REQUEST:
Within the records that follow, find every line containing the string "设立信托公司". Copy those lines.

Lines of data:

┏━━

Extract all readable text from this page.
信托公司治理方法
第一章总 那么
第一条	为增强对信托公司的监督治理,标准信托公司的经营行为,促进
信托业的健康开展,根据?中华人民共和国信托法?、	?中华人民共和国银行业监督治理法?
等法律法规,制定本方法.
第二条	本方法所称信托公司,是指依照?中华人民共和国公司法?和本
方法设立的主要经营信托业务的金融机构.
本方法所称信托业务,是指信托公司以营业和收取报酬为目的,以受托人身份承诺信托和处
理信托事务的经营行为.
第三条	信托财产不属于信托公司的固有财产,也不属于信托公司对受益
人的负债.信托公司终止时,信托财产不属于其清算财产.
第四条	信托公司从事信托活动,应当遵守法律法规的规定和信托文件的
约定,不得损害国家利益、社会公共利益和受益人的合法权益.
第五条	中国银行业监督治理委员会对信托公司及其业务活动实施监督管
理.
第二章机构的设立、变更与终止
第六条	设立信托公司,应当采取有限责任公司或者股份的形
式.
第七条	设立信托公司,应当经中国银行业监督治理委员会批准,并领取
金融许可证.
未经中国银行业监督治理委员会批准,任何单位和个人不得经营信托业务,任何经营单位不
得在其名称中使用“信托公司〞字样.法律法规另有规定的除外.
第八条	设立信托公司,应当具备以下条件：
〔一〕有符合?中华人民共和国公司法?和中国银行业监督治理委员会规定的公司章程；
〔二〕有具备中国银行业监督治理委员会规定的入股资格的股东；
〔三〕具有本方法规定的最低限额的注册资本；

┗━━

COMPLETE RESPONSE:
第六条	设立信托公司,应当采取有限责任公司或者股份的形
第七条	设立信托公司,应当经中国银行业监督治理委员会批准,并领取
第八条	设立信托公司,应当具备以下条件：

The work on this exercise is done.